_Data to process_

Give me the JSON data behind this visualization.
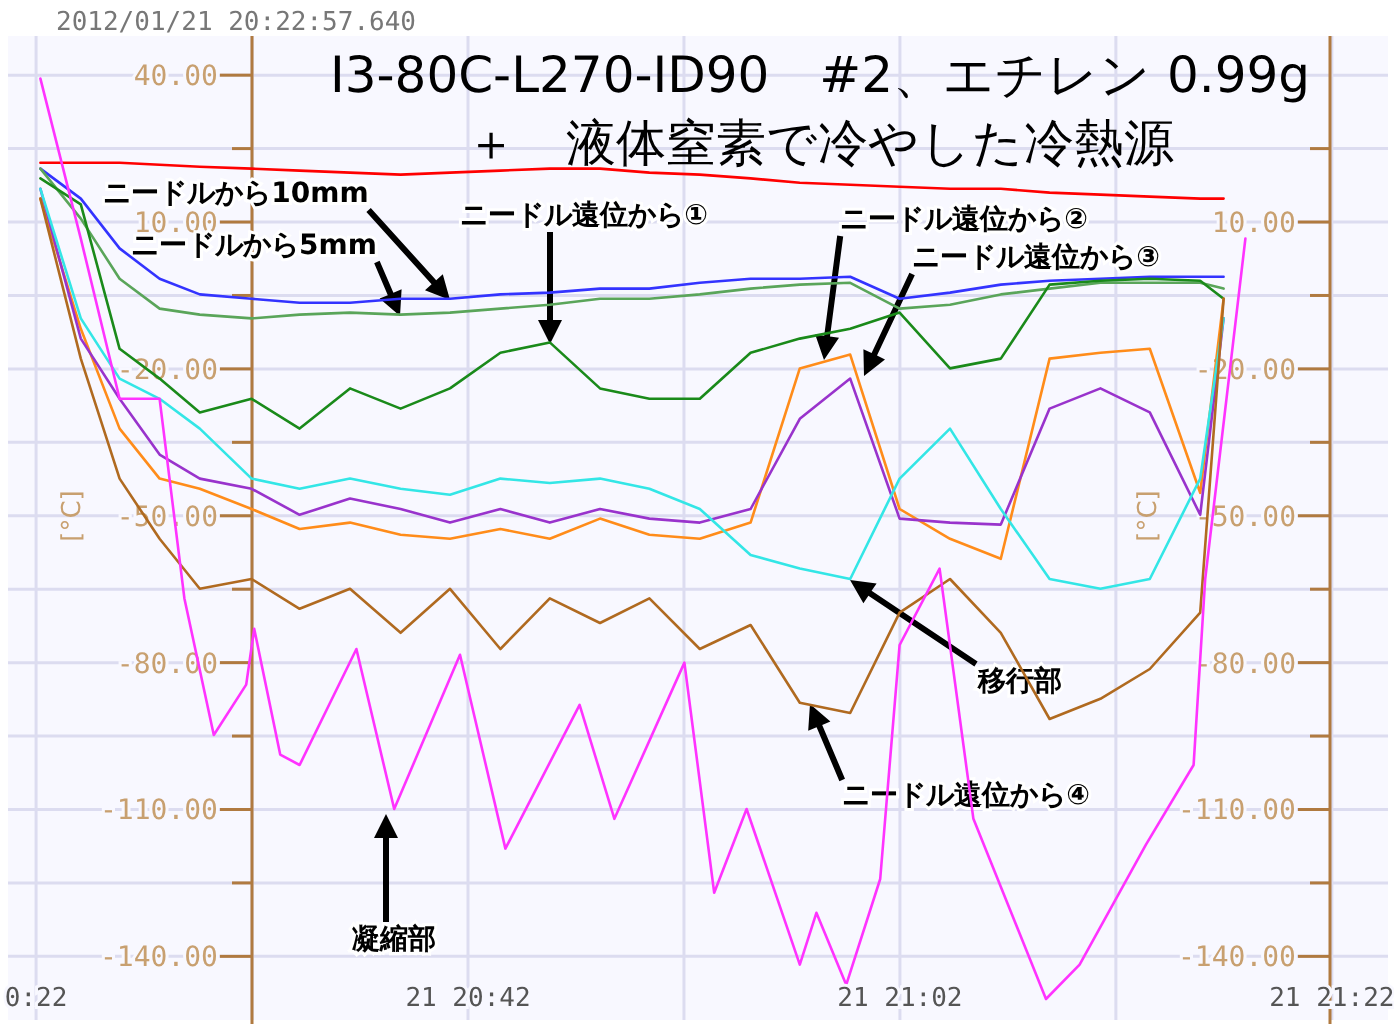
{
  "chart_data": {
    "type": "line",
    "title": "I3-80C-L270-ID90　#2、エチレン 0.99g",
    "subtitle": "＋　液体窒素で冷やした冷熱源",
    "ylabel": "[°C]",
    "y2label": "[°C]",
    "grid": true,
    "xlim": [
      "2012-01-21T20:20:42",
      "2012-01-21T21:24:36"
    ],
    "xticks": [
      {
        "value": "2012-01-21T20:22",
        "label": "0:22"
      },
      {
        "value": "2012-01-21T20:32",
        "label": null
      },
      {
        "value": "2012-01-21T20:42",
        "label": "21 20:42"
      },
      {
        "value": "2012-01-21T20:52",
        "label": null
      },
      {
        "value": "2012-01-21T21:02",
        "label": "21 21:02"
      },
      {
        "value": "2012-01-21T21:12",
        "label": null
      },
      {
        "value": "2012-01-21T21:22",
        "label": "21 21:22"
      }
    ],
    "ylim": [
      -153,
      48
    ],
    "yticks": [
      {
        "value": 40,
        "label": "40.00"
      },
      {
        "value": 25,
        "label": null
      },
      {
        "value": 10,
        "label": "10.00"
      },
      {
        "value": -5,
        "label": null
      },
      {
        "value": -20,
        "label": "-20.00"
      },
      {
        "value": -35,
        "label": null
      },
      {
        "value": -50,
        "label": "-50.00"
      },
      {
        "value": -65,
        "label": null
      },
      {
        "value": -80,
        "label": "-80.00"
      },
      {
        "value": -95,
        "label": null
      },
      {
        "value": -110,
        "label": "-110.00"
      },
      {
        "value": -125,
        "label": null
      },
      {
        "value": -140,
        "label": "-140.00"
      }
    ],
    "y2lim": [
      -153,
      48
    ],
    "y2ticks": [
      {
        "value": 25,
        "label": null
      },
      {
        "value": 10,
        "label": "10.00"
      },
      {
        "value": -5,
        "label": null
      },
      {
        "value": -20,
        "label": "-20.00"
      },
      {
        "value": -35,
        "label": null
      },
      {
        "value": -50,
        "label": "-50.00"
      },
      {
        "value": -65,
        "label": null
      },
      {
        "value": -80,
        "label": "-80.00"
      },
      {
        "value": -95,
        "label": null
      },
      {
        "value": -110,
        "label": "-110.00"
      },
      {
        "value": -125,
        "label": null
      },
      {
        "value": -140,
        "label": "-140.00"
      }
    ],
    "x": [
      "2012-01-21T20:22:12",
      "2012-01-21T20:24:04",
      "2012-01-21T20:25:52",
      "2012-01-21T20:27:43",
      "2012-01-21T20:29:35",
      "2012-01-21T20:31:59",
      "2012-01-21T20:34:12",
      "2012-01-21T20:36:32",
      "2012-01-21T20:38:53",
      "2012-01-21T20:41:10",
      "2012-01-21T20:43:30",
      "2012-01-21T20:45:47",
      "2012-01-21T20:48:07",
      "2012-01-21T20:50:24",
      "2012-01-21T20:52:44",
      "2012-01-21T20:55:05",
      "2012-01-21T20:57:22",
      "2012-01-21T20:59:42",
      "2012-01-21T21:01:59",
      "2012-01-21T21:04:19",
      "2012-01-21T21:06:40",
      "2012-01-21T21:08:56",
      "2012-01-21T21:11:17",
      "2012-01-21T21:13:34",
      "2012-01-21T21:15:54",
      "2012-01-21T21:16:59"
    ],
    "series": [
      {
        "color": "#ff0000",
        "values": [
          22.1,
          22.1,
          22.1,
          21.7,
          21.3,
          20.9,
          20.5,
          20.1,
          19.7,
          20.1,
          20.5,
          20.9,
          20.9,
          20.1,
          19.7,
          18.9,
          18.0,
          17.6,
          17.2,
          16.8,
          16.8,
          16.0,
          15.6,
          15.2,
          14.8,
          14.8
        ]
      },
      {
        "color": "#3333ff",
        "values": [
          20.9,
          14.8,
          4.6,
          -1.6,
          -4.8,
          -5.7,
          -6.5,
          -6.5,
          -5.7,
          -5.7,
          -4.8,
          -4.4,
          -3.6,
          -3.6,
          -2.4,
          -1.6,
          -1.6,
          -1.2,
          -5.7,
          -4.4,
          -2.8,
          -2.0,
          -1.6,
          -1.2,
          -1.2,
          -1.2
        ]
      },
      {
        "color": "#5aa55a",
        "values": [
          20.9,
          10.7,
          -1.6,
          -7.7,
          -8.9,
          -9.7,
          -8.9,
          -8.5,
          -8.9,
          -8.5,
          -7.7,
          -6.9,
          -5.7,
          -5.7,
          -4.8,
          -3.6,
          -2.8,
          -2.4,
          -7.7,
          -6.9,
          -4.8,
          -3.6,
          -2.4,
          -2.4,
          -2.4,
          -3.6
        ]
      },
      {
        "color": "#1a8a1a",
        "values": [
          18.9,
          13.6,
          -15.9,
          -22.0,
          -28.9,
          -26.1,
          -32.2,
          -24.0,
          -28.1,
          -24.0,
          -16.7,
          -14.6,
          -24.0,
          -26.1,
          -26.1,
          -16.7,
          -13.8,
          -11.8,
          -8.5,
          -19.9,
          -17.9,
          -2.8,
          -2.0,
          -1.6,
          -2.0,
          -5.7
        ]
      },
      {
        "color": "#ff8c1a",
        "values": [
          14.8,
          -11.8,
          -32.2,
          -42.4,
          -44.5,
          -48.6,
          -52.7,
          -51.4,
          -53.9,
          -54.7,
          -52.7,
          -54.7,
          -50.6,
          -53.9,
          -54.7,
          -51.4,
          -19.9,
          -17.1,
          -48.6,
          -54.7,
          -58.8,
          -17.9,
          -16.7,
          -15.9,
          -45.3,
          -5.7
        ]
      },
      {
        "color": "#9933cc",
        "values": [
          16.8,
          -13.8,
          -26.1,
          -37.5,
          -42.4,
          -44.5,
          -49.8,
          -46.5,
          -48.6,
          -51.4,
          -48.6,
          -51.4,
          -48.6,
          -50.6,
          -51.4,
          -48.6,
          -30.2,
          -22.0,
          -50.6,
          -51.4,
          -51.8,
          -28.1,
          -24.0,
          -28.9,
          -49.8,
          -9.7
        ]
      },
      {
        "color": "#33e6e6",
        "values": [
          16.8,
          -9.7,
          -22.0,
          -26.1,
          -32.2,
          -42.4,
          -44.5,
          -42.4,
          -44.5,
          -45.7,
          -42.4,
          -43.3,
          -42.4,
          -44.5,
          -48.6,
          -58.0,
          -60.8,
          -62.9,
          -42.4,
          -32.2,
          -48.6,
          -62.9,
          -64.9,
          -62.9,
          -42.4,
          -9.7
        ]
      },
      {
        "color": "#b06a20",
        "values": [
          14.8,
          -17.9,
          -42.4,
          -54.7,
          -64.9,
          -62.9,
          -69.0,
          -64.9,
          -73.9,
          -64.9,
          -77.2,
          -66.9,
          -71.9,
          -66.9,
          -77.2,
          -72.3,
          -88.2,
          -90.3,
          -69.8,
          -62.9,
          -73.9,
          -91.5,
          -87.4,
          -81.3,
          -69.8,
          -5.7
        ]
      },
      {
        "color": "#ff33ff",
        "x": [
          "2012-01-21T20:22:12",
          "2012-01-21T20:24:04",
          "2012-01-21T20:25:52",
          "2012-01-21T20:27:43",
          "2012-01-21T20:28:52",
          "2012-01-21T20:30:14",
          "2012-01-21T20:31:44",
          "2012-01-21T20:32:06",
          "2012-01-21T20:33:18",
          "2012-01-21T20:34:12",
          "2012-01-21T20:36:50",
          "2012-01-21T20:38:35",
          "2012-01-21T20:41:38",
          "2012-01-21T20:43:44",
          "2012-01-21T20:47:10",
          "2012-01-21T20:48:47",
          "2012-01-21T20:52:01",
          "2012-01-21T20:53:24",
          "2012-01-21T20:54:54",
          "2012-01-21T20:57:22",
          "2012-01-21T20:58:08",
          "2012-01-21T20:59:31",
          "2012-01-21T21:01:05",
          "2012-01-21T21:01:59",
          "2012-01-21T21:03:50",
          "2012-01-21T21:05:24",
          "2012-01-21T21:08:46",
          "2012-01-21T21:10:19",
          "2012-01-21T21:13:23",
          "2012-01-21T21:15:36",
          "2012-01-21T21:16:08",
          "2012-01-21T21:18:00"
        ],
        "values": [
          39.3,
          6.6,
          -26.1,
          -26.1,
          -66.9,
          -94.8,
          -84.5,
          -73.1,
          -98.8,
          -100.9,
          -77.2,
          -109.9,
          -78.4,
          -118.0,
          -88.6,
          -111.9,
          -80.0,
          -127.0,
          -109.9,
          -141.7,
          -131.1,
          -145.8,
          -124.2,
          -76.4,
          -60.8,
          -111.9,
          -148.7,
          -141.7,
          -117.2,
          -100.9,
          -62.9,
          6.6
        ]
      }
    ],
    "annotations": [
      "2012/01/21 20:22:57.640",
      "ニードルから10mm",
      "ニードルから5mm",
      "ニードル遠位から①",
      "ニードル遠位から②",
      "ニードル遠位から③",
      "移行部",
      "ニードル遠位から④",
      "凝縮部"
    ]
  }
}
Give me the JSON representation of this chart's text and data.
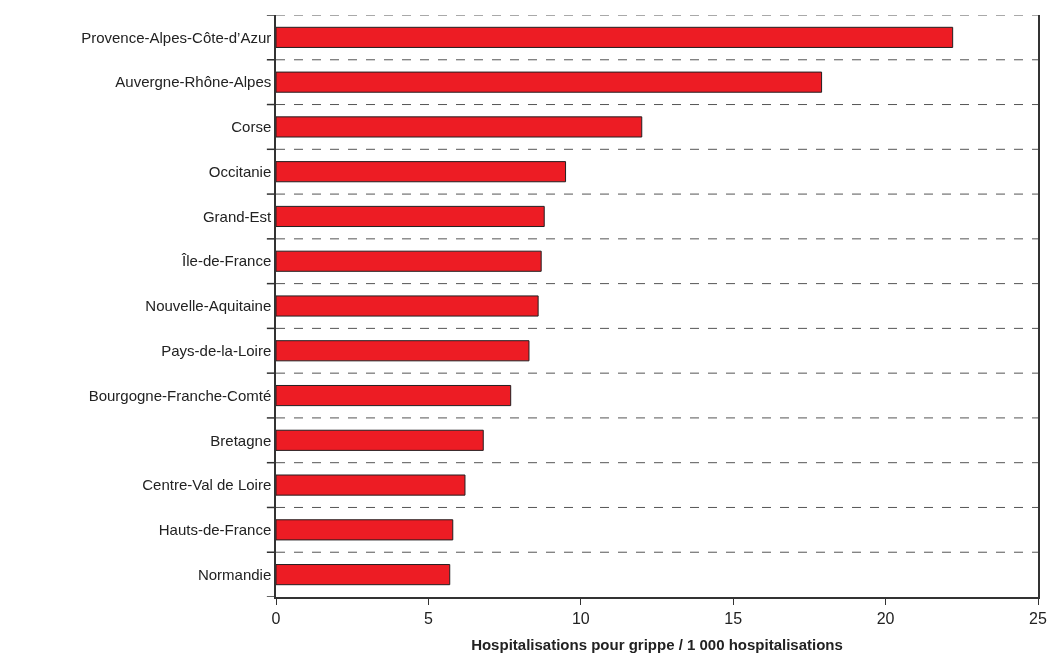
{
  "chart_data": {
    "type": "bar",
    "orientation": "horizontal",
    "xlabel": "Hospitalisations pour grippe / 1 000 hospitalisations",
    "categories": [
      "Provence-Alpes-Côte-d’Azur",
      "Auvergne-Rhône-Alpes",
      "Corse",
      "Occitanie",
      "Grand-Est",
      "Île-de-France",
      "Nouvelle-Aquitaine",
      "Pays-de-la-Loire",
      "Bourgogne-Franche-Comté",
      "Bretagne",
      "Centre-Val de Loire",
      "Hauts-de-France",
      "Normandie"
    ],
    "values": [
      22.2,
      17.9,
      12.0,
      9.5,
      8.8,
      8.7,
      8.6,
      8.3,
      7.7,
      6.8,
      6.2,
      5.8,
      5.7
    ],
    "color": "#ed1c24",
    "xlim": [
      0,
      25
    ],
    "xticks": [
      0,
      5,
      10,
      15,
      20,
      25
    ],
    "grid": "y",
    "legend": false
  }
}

_What you will do_
Word for word, restate the lines from the one containing "Give me the JSON representation" through the end of the listing, and nothing more. Skip the pictures.

_Full response_
Give me the JSON representation of this chart's text and data.
{
  "chart_data": {
    "type": "bar",
    "orientation": "horizontal",
    "xlabel": "Hospitalisations pour grippe / 1 000 hospitalisations",
    "categories": [
      "Provence-Alpes-Côte-d’Azur",
      "Auvergne-Rhône-Alpes",
      "Corse",
      "Occitanie",
      "Grand-Est",
      "Île-de-France",
      "Nouvelle-Aquitaine",
      "Pays-de-la-Loire",
      "Bourgogne-Franche-Comté",
      "Bretagne",
      "Centre-Val de Loire",
      "Hauts-de-France",
      "Normandie"
    ],
    "values": [
      22.2,
      17.9,
      12.0,
      9.5,
      8.8,
      8.7,
      8.6,
      8.3,
      7.7,
      6.8,
      6.2,
      5.8,
      5.7
    ],
    "color": "#ed1c24",
    "xlim": [
      0,
      25
    ],
    "xticks": [
      0,
      5,
      10,
      15,
      20,
      25
    ],
    "grid": "y",
    "legend": false
  }
}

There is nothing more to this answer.